## Problem to solve:
Filter out everything except lines holding "lnte".

Extracted data entries:
******
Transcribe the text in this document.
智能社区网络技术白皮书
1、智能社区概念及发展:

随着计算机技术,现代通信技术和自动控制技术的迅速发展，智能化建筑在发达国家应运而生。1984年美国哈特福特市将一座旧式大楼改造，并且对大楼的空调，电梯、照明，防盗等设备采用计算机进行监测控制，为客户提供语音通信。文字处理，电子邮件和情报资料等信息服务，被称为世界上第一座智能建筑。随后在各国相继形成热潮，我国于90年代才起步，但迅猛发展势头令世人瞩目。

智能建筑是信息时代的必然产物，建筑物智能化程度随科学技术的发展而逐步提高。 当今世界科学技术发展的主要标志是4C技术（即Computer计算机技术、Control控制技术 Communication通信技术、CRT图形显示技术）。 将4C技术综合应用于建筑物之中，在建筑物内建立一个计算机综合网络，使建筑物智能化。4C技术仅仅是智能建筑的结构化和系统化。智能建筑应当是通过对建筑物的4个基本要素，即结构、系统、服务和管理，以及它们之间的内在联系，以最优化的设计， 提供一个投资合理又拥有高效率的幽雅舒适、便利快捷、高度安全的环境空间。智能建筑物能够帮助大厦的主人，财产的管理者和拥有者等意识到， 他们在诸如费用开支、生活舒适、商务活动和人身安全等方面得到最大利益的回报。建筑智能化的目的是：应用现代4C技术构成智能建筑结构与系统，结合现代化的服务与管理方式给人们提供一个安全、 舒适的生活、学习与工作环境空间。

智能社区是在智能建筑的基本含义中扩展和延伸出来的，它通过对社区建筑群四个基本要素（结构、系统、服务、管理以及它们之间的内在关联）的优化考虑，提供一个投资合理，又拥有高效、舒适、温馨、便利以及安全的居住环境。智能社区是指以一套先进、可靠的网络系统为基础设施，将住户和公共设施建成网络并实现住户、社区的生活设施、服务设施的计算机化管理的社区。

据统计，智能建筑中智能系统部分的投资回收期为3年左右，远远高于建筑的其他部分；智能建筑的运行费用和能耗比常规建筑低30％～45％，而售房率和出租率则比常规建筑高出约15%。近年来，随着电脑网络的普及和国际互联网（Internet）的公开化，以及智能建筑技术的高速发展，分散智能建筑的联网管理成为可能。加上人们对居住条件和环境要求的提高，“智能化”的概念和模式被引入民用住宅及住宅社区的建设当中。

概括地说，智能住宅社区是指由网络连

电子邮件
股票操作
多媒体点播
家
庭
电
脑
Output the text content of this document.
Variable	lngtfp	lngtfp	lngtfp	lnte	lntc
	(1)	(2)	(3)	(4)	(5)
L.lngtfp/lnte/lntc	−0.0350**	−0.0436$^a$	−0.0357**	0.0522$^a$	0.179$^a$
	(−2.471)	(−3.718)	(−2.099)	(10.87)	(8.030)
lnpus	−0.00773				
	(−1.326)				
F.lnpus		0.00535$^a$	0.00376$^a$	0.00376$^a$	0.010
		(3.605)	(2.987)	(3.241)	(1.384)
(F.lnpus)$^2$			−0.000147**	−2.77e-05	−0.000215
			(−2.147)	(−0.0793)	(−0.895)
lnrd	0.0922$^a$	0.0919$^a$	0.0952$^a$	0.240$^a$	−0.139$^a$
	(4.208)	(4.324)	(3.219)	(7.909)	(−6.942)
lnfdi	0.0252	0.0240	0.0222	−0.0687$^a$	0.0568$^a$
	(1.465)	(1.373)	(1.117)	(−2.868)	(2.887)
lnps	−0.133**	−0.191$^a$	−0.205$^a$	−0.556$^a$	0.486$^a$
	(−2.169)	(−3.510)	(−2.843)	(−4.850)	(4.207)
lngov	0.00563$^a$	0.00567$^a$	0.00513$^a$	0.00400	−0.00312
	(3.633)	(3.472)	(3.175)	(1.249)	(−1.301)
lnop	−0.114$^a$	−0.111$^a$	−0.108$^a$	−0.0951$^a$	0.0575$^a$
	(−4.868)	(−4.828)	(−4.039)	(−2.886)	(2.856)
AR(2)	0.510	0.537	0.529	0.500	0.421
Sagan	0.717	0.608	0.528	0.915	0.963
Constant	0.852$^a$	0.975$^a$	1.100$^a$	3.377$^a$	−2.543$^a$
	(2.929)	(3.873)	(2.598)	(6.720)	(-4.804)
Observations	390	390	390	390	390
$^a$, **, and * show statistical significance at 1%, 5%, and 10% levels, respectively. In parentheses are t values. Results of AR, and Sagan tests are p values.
******
## Result for this exercise:
Variable	lngtfp	lngtfp	lngtfp	lnte	lntc
L.lngtfp/lnte/lntc	−0.0350**	−0.0436$^a$	−0.0357**	0.0522$^a$	0.179$^a$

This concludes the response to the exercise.